** WHAT THIS TASK INVOLVES **
Rewrite the lines of the listing as a numbered list, starting at its first line and ending at the line that contains "back-arrow-icon[interactable] bbox=[16, 14, 30, 28]", both included. Omit any blank lines.
....
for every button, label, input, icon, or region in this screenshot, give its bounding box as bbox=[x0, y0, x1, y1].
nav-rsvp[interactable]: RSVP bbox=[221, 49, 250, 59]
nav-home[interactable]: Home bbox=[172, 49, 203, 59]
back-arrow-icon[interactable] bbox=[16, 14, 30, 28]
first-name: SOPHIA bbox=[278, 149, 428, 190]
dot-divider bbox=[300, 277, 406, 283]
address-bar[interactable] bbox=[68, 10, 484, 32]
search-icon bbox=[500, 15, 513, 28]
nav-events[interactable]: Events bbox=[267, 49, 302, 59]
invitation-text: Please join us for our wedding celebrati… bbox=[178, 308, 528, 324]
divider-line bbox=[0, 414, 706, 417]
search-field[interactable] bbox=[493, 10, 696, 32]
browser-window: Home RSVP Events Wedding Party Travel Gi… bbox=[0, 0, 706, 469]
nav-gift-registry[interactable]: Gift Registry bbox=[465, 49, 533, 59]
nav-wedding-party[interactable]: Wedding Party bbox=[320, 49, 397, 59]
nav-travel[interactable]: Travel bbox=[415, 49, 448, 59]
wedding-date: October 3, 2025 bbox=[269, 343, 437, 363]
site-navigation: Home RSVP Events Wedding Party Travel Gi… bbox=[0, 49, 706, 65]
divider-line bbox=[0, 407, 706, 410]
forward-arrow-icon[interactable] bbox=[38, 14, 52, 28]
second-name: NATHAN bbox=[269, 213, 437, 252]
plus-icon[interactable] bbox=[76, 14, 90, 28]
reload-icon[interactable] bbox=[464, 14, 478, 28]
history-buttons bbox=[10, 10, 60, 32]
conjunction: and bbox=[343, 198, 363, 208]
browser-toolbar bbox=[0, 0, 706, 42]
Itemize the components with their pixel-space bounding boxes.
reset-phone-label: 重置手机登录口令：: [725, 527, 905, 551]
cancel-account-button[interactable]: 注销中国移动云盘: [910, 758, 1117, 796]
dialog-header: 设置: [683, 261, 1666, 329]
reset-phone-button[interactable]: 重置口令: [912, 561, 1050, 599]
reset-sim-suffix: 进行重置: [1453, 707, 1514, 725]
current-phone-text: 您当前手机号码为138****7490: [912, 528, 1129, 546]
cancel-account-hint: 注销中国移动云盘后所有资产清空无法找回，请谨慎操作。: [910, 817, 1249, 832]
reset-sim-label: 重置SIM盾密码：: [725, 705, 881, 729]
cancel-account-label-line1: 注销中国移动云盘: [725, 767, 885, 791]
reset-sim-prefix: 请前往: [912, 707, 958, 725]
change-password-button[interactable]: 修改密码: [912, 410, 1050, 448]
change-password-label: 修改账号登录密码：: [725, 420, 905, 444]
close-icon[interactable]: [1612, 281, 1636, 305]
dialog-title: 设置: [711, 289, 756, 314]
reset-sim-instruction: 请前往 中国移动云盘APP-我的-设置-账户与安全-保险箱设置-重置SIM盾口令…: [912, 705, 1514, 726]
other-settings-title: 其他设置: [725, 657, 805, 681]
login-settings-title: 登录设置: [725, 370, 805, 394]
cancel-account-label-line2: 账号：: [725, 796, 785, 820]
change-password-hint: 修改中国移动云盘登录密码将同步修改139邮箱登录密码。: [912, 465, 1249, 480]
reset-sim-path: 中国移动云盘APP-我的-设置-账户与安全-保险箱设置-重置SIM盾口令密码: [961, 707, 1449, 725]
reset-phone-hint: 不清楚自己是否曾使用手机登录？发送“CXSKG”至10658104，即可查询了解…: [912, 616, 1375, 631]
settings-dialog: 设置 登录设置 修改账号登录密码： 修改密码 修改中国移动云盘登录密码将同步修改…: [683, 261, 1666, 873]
....
** THE SOLUTION **
1. for every button, label, input, icon, or region in this screenshot, give its bounding box as bbox=[x0, y0, x1, y1].
2. nav-rsvp[interactable]: RSVP bbox=[221, 49, 250, 59]
3. nav-home[interactable]: Home bbox=[172, 49, 203, 59]
4. back-arrow-icon[interactable] bbox=[16, 14, 30, 28]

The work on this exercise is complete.